= The request =
Leave out the pictures and transcribe everything else exactly.

──────────────────────────────

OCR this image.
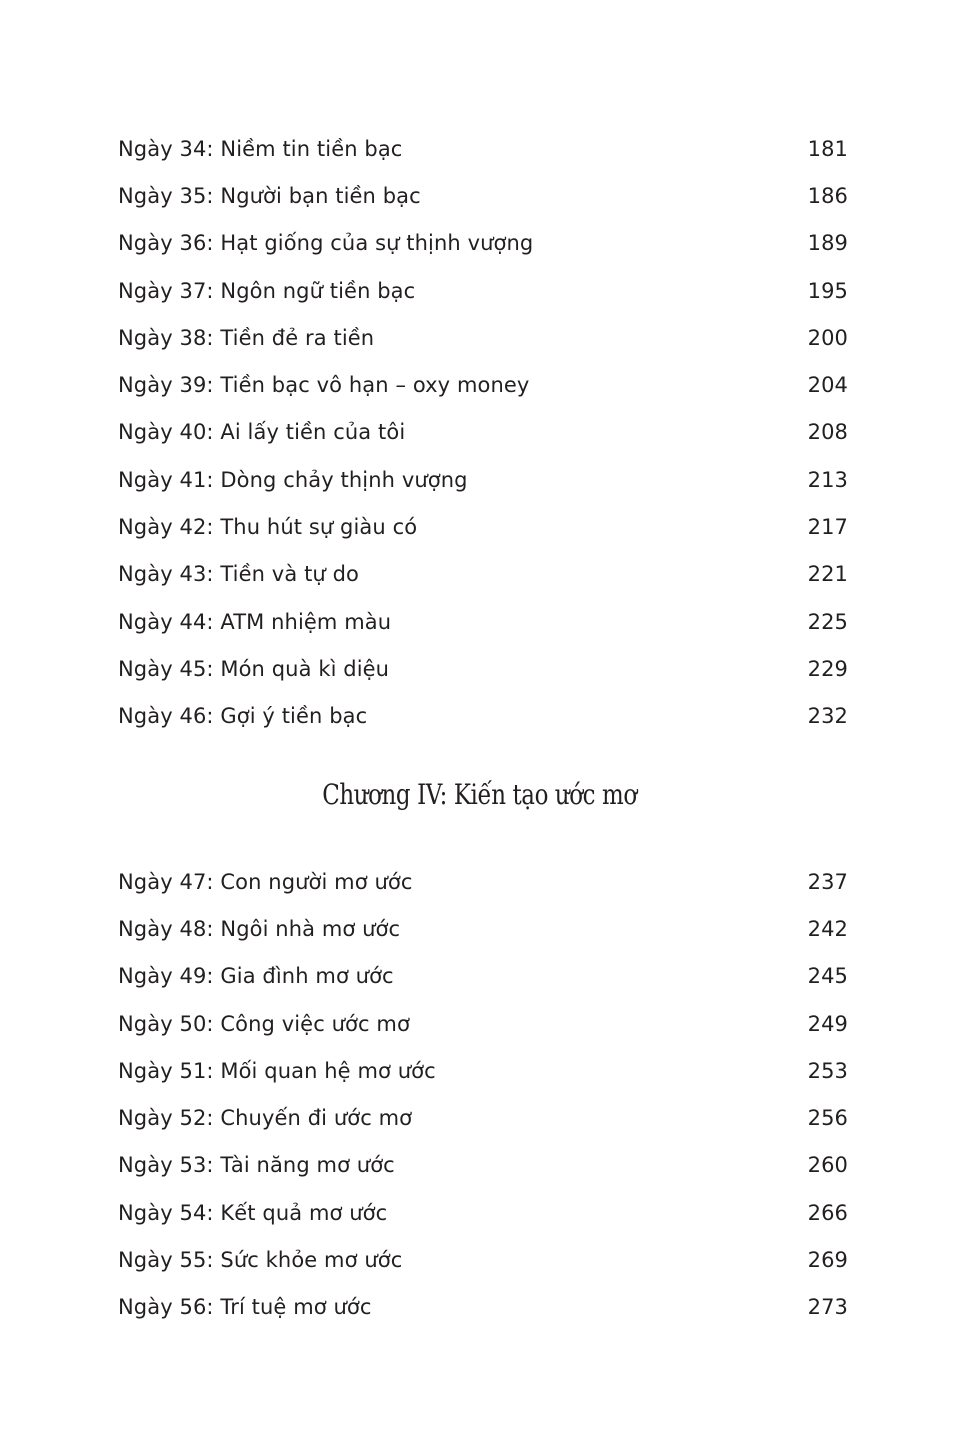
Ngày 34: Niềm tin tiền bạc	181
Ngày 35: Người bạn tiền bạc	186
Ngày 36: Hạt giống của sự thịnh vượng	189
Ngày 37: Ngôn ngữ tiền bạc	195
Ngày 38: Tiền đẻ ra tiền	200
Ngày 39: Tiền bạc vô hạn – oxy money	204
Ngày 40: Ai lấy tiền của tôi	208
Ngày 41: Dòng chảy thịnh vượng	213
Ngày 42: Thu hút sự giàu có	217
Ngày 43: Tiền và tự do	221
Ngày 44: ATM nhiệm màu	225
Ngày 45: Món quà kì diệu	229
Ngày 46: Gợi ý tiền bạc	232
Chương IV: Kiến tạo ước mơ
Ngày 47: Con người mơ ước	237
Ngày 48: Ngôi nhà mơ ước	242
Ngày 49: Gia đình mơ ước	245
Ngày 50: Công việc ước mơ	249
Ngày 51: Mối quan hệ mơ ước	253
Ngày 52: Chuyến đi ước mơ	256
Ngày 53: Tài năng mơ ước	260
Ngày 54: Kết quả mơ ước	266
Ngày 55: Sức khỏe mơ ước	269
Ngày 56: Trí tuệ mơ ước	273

──────────────────────────────

= Solution to the problem =
OCR this image.
Ngày 34: Niềm tin tiền bạc	181
Ngày 35: Người bạn tiền bạc	186
Ngày 36: Hạt giống của sự thịnh vượng	189
Ngày 37: Ngôn ngữ tiền bạc	195
Ngày 38: Tiền đẻ ra tiền	200
Ngày 39: Tiền bạc vô hạn – oxy money	204
Ngày 40: Ai lấy tiền của tôi	208
Ngày 41: Dòng chảy thịnh vượng	213
Ngày 42: Thu hút sự giàu có	217
Ngày 43: Tiền và tự do	221
Ngày 44: ATM nhiệm màu	225
Ngày 45: Món quà kì diệu	229
Ngày 46: Gợi ý tiền bạc	232
Chương IV: Kiến tạo ước mơ
Ngày 47: Con người mơ ước	237
Ngày 48: Ngôi nhà mơ ước	242
Ngày 49: Gia đình mơ ước	245
Ngày 50: Công việc ước mơ	249
Ngày 51: Mối quan hệ mơ ước	253
Ngày 52: Chuyến đi ước mơ	256
Ngày 53: Tài năng mơ ước	260
Ngày 54: Kết quả mơ ước	266
Ngày 55: Sức khỏe mơ ước	269
Ngày 56: Trí tuệ mơ ước	273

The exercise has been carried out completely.